= WHAT TO WORK ON =
Each line that holds the word "sentence" should be returned.

[Collected data]
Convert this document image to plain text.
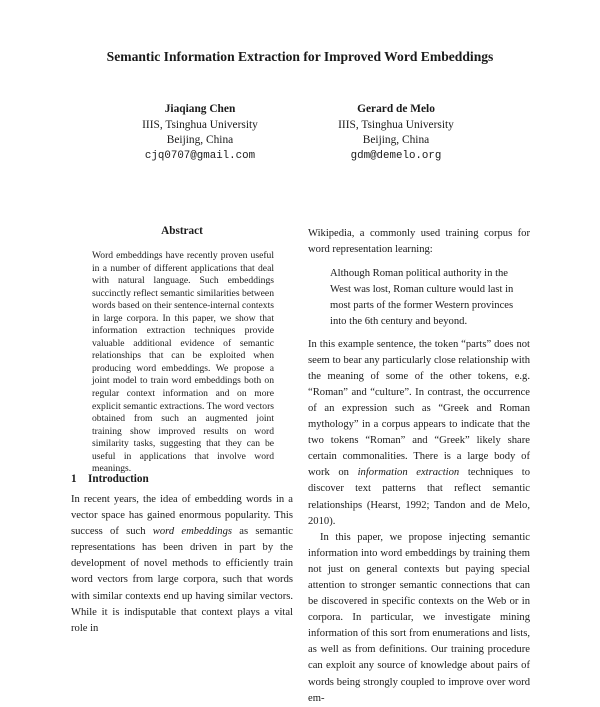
Semantic Information Extraction for Improved Word Embeddings
Jiaqiang Chen
IIIS, Tsinghua University
Beijing, China
cjq0707@gmail.com
Gerard de Melo
IIIS, Tsinghua University
Beijing, China
gdm@demelo.org
Abstract
Word embeddings have recently proven useful in a number of different applications that deal with natural language. Such embeddings succinctly reflect semantic similarities between words based on their sentence-internal contexts in large corpora. In this paper, we show that information extraction techniques provide valuable additional evidence of semantic relationships that can be exploited when producing word embeddings. We propose a joint model to train word embeddings both on regular context information and on more explicit semantic extractions. The word vectors obtained from such an augmented joint training show improved results on word similarity tasks, suggesting that they can be useful in applications that involve word meanings.
1 Introduction

In recent years, the idea of embedding words in a vector space has gained enormous popularity. This success of such word embeddings as semantic representations has been driven in part by the development of novel methods to efficiently train word vectors from large corpora, such that words with similar contexts end up having similar vectors. While it is indisputable that context plays a vital role in

Wikipedia, a commonly used training corpus for word representation learning:

Although Roman political authority in the West was lost, Roman culture would last in most parts of the former Western provinces into the 6th century and beyond.

In this example sentence, the token “parts” does not seem to bear any particularly close relationship with the meaning of some of the other tokens, e.g. “Roman” and “culture”. In contrast, the occurrence of an expression such as “Greek and Roman mythology” in a corpus appears to indicate that the two tokens “Roman” and “Greek” likely share certain commonalities. There is a large body of work on information extraction techniques to discover text patterns that reflect semantic relationships (Hearst, 1992; Tandon and de Melo, 2010).

In this paper, we propose injecting semantic information into word embeddings by training them not just on general contexts but paying special attention to stronger semantic connections that can be discovered in specific contexts on the Web or in corpora. In particular, we investigate mining information of this sort from enumerations and lists, as well as from definitions. Our training procedure can exploit any source of knowledge about pairs of words being strongly coupled to improve over word em-
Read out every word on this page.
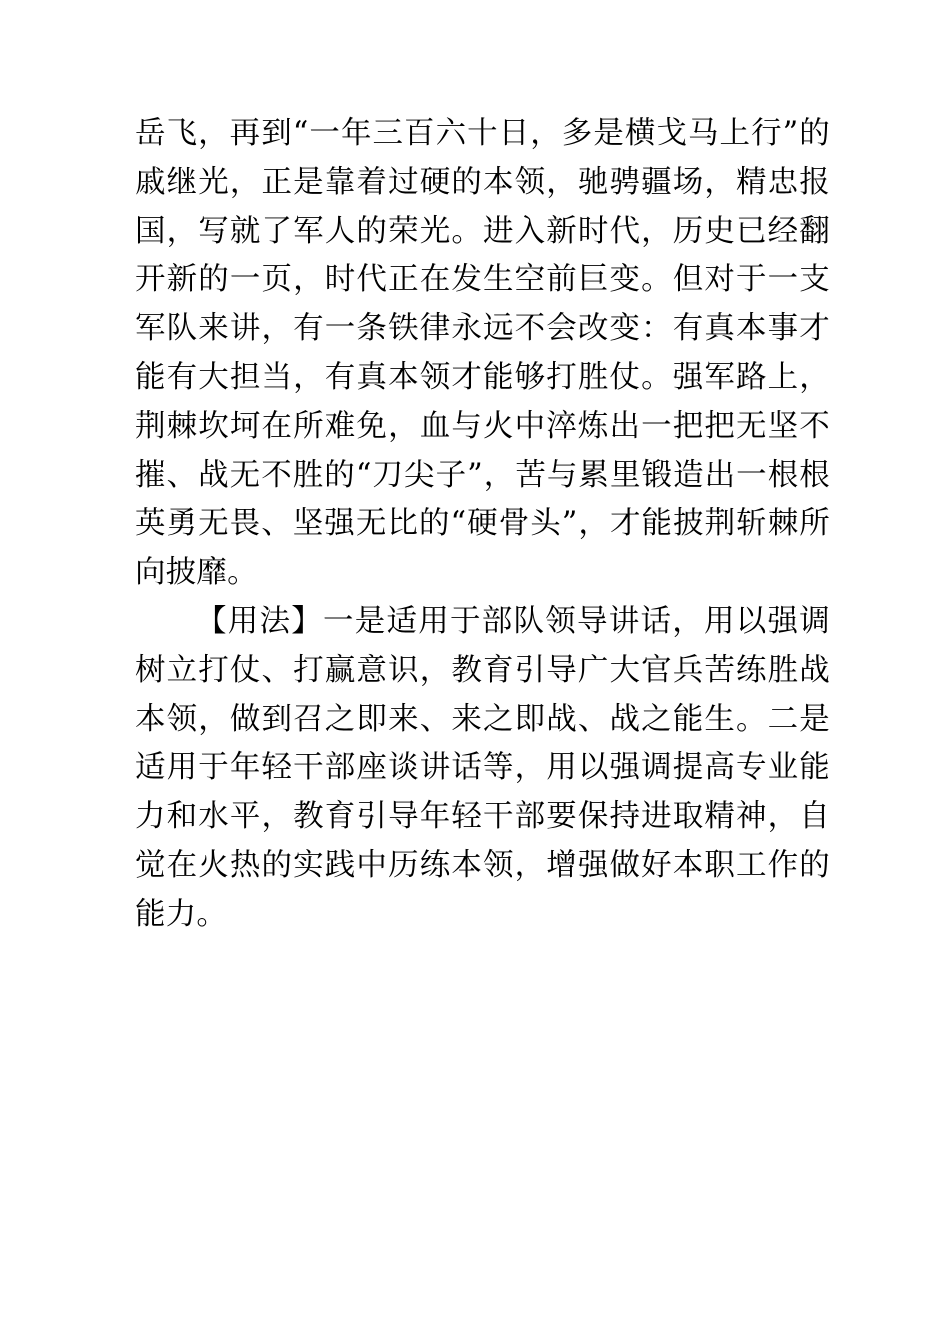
岳飞，再到“一年三百六十日，多是横戈马上行”的戚继光，正是靠着过硬的本领，驰骋疆场，精忠报国，写就了军人的荣光。进入新时代，历史已经翻开新的一页，时代正在发生空前巨变。但对于一支军队来讲，有一条铁律永远不会改变：有真本事才能有大担当，有真本领才能够打胜仗。强军路上，荆棘坎坷在所难免，血与火中淬炼出一把把无坚不摧、战无不胜的“刀尖子”，苦与累里锻造出一根根英勇无畏、坚强无比的“硬骨头”，才能披荆斩棘所向披靡。

【用法】一是适用于部队领导讲话，用以强调树立打仗、打赢意识，教育引导广大官兵苦练胜战本领，做到召之即来、来之即战、战之能生。二是适用于年轻干部座谈讲话等，用以强调提高专业能力和水平，教育引导年轻干部要保持进取精神，自觉在火热的实践中历练本领，增强做好本职工作的能力。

= COMPLETED EXERCISE =
Word embeddings have recently proven useful in a number of different applications that deal with natural language. Such embeddings succinctly reflect semantic similarities between words based on their sentence-internal contexts in large corpora. In this paper, we show that information extraction techniques provide valuable additional evidence of semantic relationships that can be exploited when producing word embeddings. We propose a joint model to train word embeddings both on regular context information and on more explicit semantic extractions. The word vectors obtained from such an augmented joint training show improved results on word similarity tasks, suggesting that they can be useful in applications that involve word meanings.
In this example sentence, the token “parts” does not seem to bear any particularly close relationship with the meaning of some of the other tokens, e.g. “Roman” and “culture”. In contrast, the occurrence of an expression such as “Greek and Roman mythology” in a corpus appears to indicate that the two tokens “Roman” and “Greek” likely share certain commonalities. There is a large body of work on information extraction techniques to discover text patterns that reflect semantic relationships (Hearst, 1992; Tandon and de Melo, 2010).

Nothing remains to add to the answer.